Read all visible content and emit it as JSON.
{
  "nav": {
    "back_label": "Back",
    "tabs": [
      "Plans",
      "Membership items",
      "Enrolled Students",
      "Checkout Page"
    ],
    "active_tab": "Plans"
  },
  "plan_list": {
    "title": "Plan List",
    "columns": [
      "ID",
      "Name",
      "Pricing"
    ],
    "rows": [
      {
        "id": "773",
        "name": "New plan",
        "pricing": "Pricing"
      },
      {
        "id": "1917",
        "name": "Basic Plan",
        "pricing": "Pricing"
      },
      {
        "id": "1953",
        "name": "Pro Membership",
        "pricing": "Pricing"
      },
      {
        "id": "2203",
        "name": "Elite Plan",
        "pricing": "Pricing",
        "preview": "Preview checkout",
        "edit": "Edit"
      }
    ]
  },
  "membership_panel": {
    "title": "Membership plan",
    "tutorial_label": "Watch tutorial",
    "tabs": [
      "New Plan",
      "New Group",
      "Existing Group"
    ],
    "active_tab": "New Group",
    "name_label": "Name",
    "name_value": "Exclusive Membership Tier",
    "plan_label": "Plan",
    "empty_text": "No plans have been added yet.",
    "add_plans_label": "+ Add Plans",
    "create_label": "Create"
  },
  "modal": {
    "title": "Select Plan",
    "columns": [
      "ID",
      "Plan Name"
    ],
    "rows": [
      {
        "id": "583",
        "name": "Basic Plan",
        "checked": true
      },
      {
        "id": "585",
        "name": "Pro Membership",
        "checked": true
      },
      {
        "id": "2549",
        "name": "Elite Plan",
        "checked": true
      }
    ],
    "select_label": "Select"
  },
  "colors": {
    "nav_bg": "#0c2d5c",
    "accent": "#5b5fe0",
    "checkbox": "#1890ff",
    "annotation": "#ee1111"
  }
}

******

WHAT IS BEING ASKED:
Return all the data above once more, precisely as given.

ANSWER TO THE EXERCISE:
Read all visible content and emit it as JSON.
{
  "nav": {
    "back_label": "Back",
    "tabs": [
      "Plans",
      "Membership items",
      "Enrolled Students",
      "Checkout Page"
    ],
    "active_tab": "Plans"
  },
  "plan_list": {
    "title": "Plan List",
    "columns": [
      "ID",
      "Name",
      "Pricing"
    ],
    "rows": [
      {
        "id": "773",
        "name": "New plan",
        "pricing": "Pricing"
      },
      {
        "id": "1917",
        "name": "Basic Plan",
        "pricing": "Pricing"
      },
      {
        "id": "1953",
        "name": "Pro Membership",
        "pricing": "Pricing"
      },
      {
        "id": "2203",
        "name": "Elite Plan",
        "pricing": "Pricing",
        "preview": "Preview checkout",
        "edit": "Edit"
      }
    ]
  },
  "membership_panel": {
    "title": "Membership plan",
    "tutorial_label": "Watch tutorial",
    "tabs": [
      "New Plan",
      "New Group",
      "Existing Group"
    ],
    "active_tab": "New Group",
    "name_label": "Name",
    "name_value": "Exclusive Membership Tier",
    "plan_label": "Plan",
    "empty_text": "No plans have been added yet.",
    "add_plans_label": "+ Add Plans",
    "create_label": "Create"
  },
  "modal": {
    "title": "Select Plan",
    "columns": [
      "ID",
      "Plan Name"
    ],
    "rows": [
      {
        "id": "583",
        "name": "Basic Plan",
        "checked": true
      },
      {
        "id": "585",
        "name": "Pro Membership",
        "checked": true
      },
      {
        "id": "2549",
        "name": "Elite Plan",
        "checked": true
      }
    ],
    "select_label": "Select"
  },
  "colors": {
    "nav_bg": "#0c2d5c",
    "accent": "#5b5fe0",
    "checkbox": "#1890ff",
    "annotation": "#ee1111"
  }
}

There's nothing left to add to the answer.